Records from a collection of figures
►

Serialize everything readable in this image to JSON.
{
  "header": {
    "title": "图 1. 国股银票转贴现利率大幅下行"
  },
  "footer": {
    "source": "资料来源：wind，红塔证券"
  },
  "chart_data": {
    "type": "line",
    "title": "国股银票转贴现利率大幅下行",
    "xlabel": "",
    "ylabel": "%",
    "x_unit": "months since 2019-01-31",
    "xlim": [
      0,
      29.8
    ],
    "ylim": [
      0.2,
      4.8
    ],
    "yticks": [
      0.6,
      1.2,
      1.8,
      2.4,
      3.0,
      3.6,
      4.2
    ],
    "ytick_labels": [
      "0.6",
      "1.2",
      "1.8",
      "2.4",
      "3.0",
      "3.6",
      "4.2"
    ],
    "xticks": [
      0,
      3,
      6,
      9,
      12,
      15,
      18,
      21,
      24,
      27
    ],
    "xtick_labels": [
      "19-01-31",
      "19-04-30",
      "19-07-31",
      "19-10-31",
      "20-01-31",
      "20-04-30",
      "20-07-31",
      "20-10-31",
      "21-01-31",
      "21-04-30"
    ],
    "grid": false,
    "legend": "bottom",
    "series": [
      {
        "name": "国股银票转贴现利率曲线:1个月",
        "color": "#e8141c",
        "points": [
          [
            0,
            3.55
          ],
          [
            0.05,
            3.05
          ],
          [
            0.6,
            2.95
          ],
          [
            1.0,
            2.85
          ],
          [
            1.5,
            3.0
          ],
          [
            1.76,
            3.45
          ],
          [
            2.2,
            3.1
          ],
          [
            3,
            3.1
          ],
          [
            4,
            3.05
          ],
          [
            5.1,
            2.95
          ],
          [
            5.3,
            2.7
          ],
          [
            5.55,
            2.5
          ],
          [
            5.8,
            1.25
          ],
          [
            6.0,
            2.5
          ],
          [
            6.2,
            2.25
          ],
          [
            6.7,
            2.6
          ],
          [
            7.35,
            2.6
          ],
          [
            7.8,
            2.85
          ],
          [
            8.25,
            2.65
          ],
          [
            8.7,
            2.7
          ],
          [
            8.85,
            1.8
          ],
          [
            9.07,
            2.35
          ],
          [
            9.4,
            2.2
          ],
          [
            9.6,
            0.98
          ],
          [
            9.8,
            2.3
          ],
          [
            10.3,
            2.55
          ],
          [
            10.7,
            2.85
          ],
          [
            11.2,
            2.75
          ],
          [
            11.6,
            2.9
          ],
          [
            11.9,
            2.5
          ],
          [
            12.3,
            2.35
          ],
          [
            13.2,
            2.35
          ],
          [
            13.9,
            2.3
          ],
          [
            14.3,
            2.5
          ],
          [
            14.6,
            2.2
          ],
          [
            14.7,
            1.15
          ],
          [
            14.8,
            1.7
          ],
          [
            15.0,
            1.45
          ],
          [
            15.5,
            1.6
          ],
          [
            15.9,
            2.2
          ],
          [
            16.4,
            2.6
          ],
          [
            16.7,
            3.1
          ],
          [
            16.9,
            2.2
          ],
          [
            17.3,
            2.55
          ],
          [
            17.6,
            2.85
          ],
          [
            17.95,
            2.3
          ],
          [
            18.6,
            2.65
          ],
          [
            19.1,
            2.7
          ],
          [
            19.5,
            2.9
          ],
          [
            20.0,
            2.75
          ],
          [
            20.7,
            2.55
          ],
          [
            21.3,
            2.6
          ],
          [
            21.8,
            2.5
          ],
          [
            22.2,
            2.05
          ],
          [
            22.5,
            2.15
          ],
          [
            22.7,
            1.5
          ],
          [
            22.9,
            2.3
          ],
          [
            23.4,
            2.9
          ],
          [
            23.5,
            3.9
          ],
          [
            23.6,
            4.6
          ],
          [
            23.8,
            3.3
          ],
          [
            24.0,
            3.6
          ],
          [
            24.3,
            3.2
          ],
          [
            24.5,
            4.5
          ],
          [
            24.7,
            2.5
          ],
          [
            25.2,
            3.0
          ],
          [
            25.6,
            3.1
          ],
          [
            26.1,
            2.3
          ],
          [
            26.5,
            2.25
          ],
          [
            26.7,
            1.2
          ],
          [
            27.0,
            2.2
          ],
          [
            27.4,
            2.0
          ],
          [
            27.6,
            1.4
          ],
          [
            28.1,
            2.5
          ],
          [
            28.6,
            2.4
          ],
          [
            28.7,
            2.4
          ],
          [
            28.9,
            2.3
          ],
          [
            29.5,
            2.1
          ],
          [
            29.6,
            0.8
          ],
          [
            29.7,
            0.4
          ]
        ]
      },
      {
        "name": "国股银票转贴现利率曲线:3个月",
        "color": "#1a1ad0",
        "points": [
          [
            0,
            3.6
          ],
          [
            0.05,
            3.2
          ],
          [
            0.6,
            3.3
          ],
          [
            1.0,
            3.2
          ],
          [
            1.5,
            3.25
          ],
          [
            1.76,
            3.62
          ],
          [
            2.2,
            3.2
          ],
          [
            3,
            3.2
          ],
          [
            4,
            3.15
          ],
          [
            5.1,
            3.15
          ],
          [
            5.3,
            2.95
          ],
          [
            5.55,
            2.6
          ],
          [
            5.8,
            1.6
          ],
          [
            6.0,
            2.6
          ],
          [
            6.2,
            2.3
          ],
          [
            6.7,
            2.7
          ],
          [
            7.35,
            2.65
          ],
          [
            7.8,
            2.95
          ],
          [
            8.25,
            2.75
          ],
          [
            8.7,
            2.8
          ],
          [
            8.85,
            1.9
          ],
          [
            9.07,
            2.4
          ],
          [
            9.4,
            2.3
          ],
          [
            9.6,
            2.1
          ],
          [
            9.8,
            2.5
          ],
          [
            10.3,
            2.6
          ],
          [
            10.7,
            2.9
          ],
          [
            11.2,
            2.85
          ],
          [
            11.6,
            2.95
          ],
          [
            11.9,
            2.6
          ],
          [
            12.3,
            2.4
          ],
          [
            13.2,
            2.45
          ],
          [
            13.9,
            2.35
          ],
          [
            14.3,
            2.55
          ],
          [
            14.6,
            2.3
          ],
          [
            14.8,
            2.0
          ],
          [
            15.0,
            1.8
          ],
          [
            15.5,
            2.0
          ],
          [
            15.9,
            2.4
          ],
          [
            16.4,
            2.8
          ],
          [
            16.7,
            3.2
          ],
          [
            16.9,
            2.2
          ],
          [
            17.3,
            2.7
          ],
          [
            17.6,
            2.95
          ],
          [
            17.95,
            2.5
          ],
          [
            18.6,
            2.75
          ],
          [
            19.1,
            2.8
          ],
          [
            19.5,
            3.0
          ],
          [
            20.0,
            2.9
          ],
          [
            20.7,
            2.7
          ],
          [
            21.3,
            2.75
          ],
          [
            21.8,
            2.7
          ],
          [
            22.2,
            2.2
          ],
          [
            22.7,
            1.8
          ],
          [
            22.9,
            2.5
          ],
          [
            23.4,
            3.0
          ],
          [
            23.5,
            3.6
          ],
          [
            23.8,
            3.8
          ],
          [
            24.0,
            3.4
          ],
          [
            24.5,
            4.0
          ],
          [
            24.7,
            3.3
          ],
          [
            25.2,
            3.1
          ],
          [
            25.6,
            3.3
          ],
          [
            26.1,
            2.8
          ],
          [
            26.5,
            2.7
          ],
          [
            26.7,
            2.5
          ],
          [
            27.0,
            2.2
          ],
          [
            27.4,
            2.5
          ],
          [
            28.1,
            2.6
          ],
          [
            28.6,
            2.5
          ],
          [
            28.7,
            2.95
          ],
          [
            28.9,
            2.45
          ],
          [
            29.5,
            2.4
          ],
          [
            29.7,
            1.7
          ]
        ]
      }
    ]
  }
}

◄

» **Task directions**
Write out every line exactly as it stands.

» **Task output**
Serialize everything readable in this image to JSON.
{
  "header": {
    "title": "图 1. 国股银票转贴现利率大幅下行"
  },
  "footer": {
    "source": "资料来源：wind，红塔证券"
  },
  "chart_data": {
    "type": "line",
    "title": "国股银票转贴现利率大幅下行",
    "xlabel": "",
    "ylabel": "%",
    "x_unit": "months since 2019-01-31",
    "xlim": [
      0,
      29.8
    ],
    "ylim": [
      0.2,
      4.8
    ],
    "yticks": [
      0.6,
      1.2,
      1.8,
      2.4,
      3.0,
      3.6,
      4.2
    ],
    "ytick_labels": [
      "0.6",
      "1.2",
      "1.8",
      "2.4",
      "3.0",
      "3.6",
      "4.2"
    ],
    "xticks": [
      0,
      3,
      6,
      9,
      12,
      15,
      18,
      21,
      24,
      27
    ],
    "xtick_labels": [
      "19-01-31",
      "19-04-30",
      "19-07-31",
      "19-10-31",
      "20-01-31",
      "20-04-30",
      "20-07-31",
      "20-10-31",
      "21-01-31",
      "21-04-30"
    ],
    "grid": false,
    "legend": "bottom",
    "series": [
      {
        "name": "国股银票转贴现利率曲线:1个月",
        "color": "#e8141c",
        "points": [
          [
            0,
            3.55
          ],
          [
            0.05,
            3.05
          ],
          [
            0.6,
            2.95
          ],
          [
            1.0,
            2.85
          ],
          [
            1.5,
            3.0
          ],
          [
            1.76,
            3.45
          ],
          [
            2.2,
            3.1
          ],
          [
            3,
            3.1
          ],
          [
            4,
            3.05
          ],
          [
            5.1,
            2.95
          ],
          [
            5.3,
            2.7
          ],
          [
            5.55,
            2.5
          ],
          [
            5.8,
            1.25
          ],
          [
            6.0,
            2.5
          ],
          [
            6.2,
            2.25
          ],
          [
            6.7,
            2.6
          ],
          [
            7.35,
            2.6
          ],
          [
            7.8,
            2.85
          ],
          [
            8.25,
            2.65
          ],
          [
            8.7,
            2.7
          ],
          [
            8.85,
            1.8
          ],
          [
            9.07,
            2.35
          ],
          [
            9.4,
            2.2
          ],
          [
            9.6,
            0.98
          ],
          [
            9.8,
            2.3
          ],
          [
            10.3,
            2.55
          ],
          [
            10.7,
            2.85
          ],
          [
            11.2,
            2.75
          ],
          [
            11.6,
            2.9
          ],
          [
            11.9,
            2.5
          ],
          [
            12.3,
            2.35
          ],
          [
            13.2,
            2.35
          ],
          [
            13.9,
            2.3
          ],
          [
            14.3,
            2.5
          ],
          [
            14.6,
            2.2
          ],
          [
            14.7,
            1.15
          ],
          [
            14.8,
            1.7
          ],
          [
            15.0,
            1.45
          ],
          [
            15.5,
            1.6
          ],
          [
            15.9,
            2.2
          ],
          [
            16.4,
            2.6
          ],
          [
            16.7,
            3.1
          ],
          [
            16.9,
            2.2
          ],
          [
            17.3,
            2.55
          ],
          [
            17.6,
            2.85
          ],
          [
            17.95,
            2.3
          ],
          [
            18.6,
            2.65
          ],
          [
            19.1,
            2.7
          ],
          [
            19.5,
            2.9
          ],
          [
            20.0,
            2.75
          ],
          [
            20.7,
            2.55
          ],
          [
            21.3,
            2.6
          ],
          [
            21.8,
            2.5
          ],
          [
            22.2,
            2.05
          ],
          [
            22.5,
            2.15
          ],
          [
            22.7,
            1.5
          ],
          [
            22.9,
            2.3
          ],
          [
            23.4,
            2.9
          ],
          [
            23.5,
            3.9
          ],
          [
            23.6,
            4.6
          ],
          [
            23.8,
            3.3
          ],
          [
            24.0,
            3.6
          ],
          [
            24.3,
            3.2
          ],
          [
            24.5,
            4.5
          ],
          [
            24.7,
            2.5
          ],
          [
            25.2,
            3.0
          ],
          [
            25.6,
            3.1
          ],
          [
            26.1,
            2.3
          ],
          [
            26.5,
            2.25
          ],
          [
            26.7,
            1.2
          ],
          [
            27.0,
            2.2
          ],
          [
            27.4,
            2.0
          ],
          [
            27.6,
            1.4
          ],
          [
            28.1,
            2.5
          ],
          [
            28.6,
            2.4
          ],
          [
            28.7,
            2.4
          ],
          [
            28.9,
            2.3
          ],
          [
            29.5,
            2.1
          ],
          [
            29.6,
            0.8
          ],
          [
            29.7,
            0.4
          ]
        ]
      },
      {
        "name": "国股银票转贴现利率曲线:3个月",
        "color": "#1a1ad0",
        "points": [
          [
            0,
            3.6
          ],
          [
            0.05,
            3.2
          ],
          [
            0.6,
            3.3
          ],
          [
            1.0,
            3.2
          ],
          [
            1.5,
            3.25
          ],
          [
            1.76,
            3.62
          ],
          [
            2.2,
            3.2
          ],
          [
            3,
            3.2
          ],
          [
            4,
            3.15
          ],
          [
            5.1,
            3.15
          ],
          [
            5.3,
            2.95
          ],
          [
            5.55,
            2.6
          ],
          [
            5.8,
            1.6
          ],
          [
            6.0,
            2.6
          ],
          [
            6.2,
            2.3
          ],
          [
            6.7,
            2.7
          ],
          [
            7.35,
            2.65
          ],
          [
            7.8,
            2.95
          ],
          [
            8.25,
            2.75
          ],
          [
            8.7,
            2.8
          ],
          [
            8.85,
            1.9
          ],
          [
            9.07,
            2.4
          ],
          [
            9.4,
            2.3
          ],
          [
            9.6,
            2.1
          ],
          [
            9.8,
            2.5
          ],
          [
            10.3,
            2.6
          ],
          [
            10.7,
            2.9
          ],
          [
            11.2,
            2.85
          ],
          [
            11.6,
            2.95
          ],
          [
            11.9,
            2.6
          ],
          [
            12.3,
            2.4
          ],
          [
            13.2,
            2.45
          ],
          [
            13.9,
            2.35
          ],
          [
            14.3,
            2.55
          ],
          [
            14.6,
            2.3
          ],
          [
            14.8,
            2.0
          ],
          [
            15.0,
            1.8
          ],
          [
            15.5,
            2.0
          ],
          [
            15.9,
            2.4
          ],
          [
            16.4,
            2.8
          ],
          [
            16.7,
            3.2
          ],
          [
            16.9,
            2.2
          ],
          [
            17.3,
            2.7
          ],
          [
            17.6,
            2.95
          ],
          [
            17.95,
            2.5
          ],
          [
            18.6,
            2.75
          ],
          [
            19.1,
            2.8
          ],
          [
            19.5,
            3.0
          ],
          [
            20.0,
            2.9
          ],
          [
            20.7,
            2.7
          ],
          [
            21.3,
            2.75
          ],
          [
            21.8,
            2.7
          ],
          [
            22.2,
            2.2
          ],
          [
            22.7,
            1.8
          ],
          [
            22.9,
            2.5
          ],
          [
            23.4,
            3.0
          ],
          [
            23.5,
            3.6
          ],
          [
            23.8,
            3.8
          ],
          [
            24.0,
            3.4
          ],
          [
            24.5,
            4.0
          ],
          [
            24.7,
            3.3
          ],
          [
            25.2,
            3.1
          ],
          [
            25.6,
            3.3
          ],
          [
            26.1,
            2.8
          ],
          [
            26.5,
            2.7
          ],
          [
            26.7,
            2.5
          ],
          [
            27.0,
            2.2
          ],
          [
            27.4,
            2.5
          ],
          [
            28.1,
            2.6
          ],
          [
            28.6,
            2.5
          ],
          [
            28.7,
            2.95
          ],
          [
            28.9,
            2.45
          ],
          [
            29.5,
            2.4
          ],
          [
            29.7,
            1.7
          ]
        ]
      }
    ]
  }
}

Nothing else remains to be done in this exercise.